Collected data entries
>>>

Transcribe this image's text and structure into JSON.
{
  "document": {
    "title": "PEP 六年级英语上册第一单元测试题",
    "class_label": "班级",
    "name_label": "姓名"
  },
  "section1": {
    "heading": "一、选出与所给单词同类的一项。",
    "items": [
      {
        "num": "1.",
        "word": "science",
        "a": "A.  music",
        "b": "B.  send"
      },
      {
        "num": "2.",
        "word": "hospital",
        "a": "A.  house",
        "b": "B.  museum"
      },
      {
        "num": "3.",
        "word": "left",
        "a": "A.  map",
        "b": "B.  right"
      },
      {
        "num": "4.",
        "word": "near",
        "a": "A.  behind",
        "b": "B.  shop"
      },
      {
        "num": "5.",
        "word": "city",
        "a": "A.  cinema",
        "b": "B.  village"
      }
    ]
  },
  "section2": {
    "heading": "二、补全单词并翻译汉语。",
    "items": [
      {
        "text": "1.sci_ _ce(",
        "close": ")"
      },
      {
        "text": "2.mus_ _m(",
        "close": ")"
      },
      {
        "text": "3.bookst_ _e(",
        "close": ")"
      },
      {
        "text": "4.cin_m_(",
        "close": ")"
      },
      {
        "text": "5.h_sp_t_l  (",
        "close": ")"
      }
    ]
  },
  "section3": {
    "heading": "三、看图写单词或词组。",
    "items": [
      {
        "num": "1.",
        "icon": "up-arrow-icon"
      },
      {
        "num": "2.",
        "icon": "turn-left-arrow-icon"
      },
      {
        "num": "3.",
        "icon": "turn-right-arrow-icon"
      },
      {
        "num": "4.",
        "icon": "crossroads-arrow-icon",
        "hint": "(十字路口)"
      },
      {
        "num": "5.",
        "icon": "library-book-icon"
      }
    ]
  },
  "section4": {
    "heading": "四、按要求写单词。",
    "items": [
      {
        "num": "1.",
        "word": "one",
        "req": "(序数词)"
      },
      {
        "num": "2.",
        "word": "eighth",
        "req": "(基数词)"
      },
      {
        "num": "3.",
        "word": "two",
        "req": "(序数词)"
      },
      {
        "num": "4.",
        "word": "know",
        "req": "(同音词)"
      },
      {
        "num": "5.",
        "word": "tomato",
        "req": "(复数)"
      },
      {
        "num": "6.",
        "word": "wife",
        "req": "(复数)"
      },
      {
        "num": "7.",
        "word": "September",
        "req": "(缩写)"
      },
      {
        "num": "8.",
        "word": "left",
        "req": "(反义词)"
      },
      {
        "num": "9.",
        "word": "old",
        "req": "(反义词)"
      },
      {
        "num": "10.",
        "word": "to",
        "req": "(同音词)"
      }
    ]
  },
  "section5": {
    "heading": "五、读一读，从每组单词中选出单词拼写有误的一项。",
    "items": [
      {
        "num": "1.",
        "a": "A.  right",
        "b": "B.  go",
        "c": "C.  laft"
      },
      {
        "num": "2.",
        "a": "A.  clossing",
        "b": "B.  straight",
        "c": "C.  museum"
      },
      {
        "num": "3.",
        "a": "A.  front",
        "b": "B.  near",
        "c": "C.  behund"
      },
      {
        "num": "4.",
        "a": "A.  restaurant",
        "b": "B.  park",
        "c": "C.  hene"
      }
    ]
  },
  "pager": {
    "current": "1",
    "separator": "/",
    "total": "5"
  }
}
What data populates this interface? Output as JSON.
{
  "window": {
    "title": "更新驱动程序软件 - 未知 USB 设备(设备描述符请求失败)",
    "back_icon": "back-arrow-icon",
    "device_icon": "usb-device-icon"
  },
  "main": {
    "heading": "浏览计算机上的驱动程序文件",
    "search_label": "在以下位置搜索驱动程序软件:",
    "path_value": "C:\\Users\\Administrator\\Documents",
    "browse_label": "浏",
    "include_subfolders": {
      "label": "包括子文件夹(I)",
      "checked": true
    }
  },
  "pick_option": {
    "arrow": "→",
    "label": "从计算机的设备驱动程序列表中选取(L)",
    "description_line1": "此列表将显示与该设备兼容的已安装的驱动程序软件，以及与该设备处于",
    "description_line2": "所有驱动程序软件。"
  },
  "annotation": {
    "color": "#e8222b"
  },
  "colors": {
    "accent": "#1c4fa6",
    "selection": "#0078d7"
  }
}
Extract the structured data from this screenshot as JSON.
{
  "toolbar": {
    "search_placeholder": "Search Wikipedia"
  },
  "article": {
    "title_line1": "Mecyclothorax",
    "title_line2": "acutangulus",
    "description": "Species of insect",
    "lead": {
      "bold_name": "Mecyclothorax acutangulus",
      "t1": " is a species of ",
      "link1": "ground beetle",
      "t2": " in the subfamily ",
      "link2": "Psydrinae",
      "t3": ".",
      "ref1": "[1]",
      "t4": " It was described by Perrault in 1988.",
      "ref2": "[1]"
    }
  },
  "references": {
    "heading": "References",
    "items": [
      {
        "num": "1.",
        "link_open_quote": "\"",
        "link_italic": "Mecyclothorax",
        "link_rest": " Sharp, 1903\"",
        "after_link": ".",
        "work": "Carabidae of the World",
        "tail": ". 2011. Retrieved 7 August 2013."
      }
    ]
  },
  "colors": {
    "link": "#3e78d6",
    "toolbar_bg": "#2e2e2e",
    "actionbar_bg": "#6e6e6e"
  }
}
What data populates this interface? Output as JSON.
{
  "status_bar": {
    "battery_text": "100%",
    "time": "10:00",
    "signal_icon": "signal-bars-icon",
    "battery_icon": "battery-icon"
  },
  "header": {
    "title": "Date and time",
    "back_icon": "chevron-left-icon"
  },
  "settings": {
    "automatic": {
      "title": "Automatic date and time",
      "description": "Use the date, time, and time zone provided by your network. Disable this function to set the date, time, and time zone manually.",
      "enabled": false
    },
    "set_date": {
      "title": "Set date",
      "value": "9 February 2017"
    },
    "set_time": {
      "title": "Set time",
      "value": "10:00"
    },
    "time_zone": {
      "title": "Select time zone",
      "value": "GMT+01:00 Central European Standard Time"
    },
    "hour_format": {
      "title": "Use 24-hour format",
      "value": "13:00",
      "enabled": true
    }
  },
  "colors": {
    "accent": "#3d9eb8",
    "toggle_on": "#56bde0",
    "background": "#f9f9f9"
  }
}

<<<

**TASK DETAILS**
Find how many lines hold the string "icon", and state that number alone.

**OUTPUT**
10